**Given instruction**
All lines holding the string "color" are to be shown.

**Provided records**
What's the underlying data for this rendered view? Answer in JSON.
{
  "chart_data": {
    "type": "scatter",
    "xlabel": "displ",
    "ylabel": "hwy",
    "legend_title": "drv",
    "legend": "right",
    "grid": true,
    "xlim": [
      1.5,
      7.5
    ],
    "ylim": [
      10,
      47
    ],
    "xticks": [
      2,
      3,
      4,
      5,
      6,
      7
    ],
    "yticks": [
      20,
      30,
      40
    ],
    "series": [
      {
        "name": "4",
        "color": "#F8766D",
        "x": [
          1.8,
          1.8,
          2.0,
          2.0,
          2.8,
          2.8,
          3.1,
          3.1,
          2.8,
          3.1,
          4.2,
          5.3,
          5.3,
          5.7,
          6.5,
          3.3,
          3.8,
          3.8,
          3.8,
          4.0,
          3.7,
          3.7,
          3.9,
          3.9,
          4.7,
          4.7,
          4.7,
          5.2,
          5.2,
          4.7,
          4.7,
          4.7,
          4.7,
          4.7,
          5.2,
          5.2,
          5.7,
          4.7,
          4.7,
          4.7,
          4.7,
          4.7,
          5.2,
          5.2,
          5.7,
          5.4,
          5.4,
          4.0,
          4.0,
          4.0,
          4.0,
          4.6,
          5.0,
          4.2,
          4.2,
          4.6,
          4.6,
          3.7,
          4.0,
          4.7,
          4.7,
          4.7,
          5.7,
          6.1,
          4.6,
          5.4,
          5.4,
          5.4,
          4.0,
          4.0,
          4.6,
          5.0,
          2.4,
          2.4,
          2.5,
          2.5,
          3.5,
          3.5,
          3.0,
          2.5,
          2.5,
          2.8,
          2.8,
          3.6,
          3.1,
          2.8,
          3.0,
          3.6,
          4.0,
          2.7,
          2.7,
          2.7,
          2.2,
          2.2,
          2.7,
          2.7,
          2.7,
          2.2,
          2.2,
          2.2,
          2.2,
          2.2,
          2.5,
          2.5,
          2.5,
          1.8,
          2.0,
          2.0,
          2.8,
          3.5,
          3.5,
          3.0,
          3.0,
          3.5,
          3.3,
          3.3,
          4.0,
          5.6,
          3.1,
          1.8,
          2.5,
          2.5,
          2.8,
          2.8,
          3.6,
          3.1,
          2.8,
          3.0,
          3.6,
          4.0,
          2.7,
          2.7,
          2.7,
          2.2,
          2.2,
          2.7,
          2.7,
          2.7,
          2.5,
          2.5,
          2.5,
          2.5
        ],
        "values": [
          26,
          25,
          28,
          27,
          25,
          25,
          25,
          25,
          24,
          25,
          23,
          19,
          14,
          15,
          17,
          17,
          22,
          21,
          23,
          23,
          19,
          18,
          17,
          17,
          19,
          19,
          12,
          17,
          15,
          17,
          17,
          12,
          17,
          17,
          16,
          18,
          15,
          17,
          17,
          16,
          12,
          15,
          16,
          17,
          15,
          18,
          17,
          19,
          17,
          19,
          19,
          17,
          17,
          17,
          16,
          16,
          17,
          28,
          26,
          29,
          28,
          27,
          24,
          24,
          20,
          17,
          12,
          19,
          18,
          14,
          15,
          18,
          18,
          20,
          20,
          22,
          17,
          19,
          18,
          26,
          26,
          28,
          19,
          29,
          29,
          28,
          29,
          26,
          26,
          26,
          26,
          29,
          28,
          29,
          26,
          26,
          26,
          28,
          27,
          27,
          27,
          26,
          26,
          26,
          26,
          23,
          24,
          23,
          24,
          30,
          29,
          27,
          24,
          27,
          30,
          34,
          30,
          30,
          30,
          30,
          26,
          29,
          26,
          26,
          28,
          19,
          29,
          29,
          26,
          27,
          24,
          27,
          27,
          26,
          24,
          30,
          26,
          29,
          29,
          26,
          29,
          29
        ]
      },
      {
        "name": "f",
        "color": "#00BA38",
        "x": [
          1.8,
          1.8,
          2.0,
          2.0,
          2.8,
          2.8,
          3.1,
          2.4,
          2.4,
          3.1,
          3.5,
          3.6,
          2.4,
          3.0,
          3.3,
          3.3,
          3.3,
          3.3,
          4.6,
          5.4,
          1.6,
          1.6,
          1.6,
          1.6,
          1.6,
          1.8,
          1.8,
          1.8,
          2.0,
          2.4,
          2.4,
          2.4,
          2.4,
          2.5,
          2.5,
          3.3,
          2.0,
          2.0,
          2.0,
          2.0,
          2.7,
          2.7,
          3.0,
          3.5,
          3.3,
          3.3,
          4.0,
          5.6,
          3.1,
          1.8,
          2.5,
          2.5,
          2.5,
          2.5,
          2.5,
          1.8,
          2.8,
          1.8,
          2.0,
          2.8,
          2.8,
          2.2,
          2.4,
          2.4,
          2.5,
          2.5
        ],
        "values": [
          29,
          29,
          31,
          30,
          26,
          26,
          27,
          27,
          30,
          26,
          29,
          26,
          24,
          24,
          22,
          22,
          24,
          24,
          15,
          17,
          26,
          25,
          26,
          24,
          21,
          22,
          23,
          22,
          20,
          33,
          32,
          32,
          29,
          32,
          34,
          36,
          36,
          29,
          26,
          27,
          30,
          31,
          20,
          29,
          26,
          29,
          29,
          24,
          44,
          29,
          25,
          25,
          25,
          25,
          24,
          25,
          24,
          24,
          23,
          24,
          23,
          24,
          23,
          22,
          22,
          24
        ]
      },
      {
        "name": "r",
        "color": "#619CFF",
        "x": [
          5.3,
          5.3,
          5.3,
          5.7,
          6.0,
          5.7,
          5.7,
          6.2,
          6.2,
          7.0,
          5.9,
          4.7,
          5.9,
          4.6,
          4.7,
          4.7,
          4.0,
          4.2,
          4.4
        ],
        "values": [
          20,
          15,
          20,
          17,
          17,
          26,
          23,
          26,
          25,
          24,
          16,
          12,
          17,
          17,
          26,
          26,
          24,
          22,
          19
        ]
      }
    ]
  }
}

**Task result**
        "color": "#F8766D",
        "color": "#00BA38",
        "color": "#619CFF",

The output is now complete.